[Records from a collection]
* * * * *

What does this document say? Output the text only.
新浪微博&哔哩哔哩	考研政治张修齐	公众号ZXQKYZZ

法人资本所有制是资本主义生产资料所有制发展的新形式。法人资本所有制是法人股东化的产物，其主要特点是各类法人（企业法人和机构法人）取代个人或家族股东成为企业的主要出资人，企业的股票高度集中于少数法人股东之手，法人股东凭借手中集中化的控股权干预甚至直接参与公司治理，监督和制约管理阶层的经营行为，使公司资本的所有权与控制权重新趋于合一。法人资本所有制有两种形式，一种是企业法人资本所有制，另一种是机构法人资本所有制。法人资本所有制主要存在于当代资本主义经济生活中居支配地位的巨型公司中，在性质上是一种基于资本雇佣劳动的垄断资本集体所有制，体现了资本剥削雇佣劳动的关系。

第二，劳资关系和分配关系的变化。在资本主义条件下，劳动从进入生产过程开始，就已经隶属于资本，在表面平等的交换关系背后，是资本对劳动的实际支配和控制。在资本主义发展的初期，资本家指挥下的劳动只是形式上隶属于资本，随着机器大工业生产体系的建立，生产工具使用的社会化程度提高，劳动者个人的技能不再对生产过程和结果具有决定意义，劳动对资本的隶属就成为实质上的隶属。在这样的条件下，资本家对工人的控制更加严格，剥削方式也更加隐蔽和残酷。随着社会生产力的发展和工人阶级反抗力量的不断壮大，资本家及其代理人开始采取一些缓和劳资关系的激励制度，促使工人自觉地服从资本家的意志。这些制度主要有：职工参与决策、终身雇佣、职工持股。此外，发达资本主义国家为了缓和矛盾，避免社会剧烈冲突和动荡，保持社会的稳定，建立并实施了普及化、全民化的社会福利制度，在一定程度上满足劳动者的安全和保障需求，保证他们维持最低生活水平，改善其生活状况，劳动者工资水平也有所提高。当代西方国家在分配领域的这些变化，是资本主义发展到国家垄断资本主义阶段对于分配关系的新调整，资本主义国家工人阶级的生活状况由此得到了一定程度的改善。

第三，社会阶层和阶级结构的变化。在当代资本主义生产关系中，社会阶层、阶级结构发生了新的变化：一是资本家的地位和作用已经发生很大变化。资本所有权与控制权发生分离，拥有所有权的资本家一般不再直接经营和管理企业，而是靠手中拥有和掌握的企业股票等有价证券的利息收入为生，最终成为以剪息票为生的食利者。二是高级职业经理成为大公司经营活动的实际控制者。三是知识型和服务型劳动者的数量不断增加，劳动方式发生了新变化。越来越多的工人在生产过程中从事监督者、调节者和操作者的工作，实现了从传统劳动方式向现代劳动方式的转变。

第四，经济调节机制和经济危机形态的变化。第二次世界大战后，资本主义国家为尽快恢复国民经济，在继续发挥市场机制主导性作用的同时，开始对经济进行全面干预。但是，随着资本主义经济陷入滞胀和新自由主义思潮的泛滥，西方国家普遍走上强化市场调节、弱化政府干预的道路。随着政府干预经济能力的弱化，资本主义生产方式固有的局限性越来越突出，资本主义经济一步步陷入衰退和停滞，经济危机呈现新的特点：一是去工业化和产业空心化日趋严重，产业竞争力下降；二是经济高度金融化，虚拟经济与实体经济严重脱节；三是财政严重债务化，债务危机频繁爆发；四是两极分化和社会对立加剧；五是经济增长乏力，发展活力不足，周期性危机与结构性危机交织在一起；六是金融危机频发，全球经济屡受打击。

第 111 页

* * * * *

* SHORT TASK:
Using the data above, reproduce every line exactly.

* SOLUTION:
What does this document say? Output the text only.
新浪微博&哔哩哔哩	考研政治张修齐	公众号ZXQKYZZ

法人资本所有制是资本主义生产资料所有制发展的新形式。法人资本所有制是法人股东化的产物，其主要特点是各类法人（企业法人和机构法人）取代个人或家族股东成为企业的主要出资人，企业的股票高度集中于少数法人股东之手，法人股东凭借手中集中化的控股权干预甚至直接参与公司治理，监督和制约管理阶层的经营行为，使公司资本的所有权与控制权重新趋于合一。法人资本所有制有两种形式，一种是企业法人资本所有制，另一种是机构法人资本所有制。法人资本所有制主要存在于当代资本主义经济生活中居支配地位的巨型公司中，在性质上是一种基于资本雇佣劳动的垄断资本集体所有制，体现了资本剥削雇佣劳动的关系。

第二，劳资关系和分配关系的变化。在资本主义条件下，劳动从进入生产过程开始，就已经隶属于资本，在表面平等的交换关系背后，是资本对劳动的实际支配和控制。在资本主义发展的初期，资本家指挥下的劳动只是形式上隶属于资本，随着机器大工业生产体系的建立，生产工具使用的社会化程度提高，劳动者个人的技能不再对生产过程和结果具有决定意义，劳动对资本的隶属就成为实质上的隶属。在这样的条件下，资本家对工人的控制更加严格，剥削方式也更加隐蔽和残酷。随着社会生产力的发展和工人阶级反抗力量的不断壮大，资本家及其代理人开始采取一些缓和劳资关系的激励制度，促使工人自觉地服从资本家的意志。这些制度主要有：职工参与决策、终身雇佣、职工持股。此外，发达资本主义国家为了缓和矛盾，避免社会剧烈冲突和动荡，保持社会的稳定，建立并实施了普及化、全民化的社会福利制度，在一定程度上满足劳动者的安全和保障需求，保证他们维持最低生活水平，改善其生活状况，劳动者工资水平也有所提高。当代西方国家在分配领域的这些变化，是资本主义发展到国家垄断资本主义阶段对于分配关系的新调整，资本主义国家工人阶级的生活状况由此得到了一定程度的改善。

第三，社会阶层和阶级结构的变化。在当代资本主义生产关系中，社会阶层、阶级结构发生了新的变化：一是资本家的地位和作用已经发生很大变化。资本所有权与控制权发生分离，拥有所有权的资本家一般不再直接经营和管理企业，而是靠手中拥有和掌握的企业股票等有价证券的利息收入为生，最终成为以剪息票为生的食利者。二是高级职业经理成为大公司经营活动的实际控制者。三是知识型和服务型劳动者的数量不断增加，劳动方式发生了新变化。越来越多的工人在生产过程中从事监督者、调节者和操作者的工作，实现了从传统劳动方式向现代劳动方式的转变。

第四，经济调节机制和经济危机形态的变化。第二次世界大战后，资本主义国家为尽快恢复国民经济，在继续发挥市场机制主导性作用的同时，开始对经济进行全面干预。但是，随着资本主义经济陷入滞胀和新自由主义思潮的泛滥，西方国家普遍走上强化市场调节、弱化政府干预的道路。随着政府干预经济能力的弱化，资本主义生产方式固有的局限性越来越突出，资本主义经济一步步陷入衰退和停滞，经济危机呈现新的特点：一是去工业化和产业空心化日趋严重，产业竞争力下降；二是经济高度金融化，虚拟经济与实体经济严重脱节；三是财政严重债务化，债务危机频繁爆发；四是两极分化和社会对立加剧；五是经济增长乏力，发展活力不足，周期性危机与结构性危机交织在一起；六是金融危机频发，全球经济屡受打击。

第 111 页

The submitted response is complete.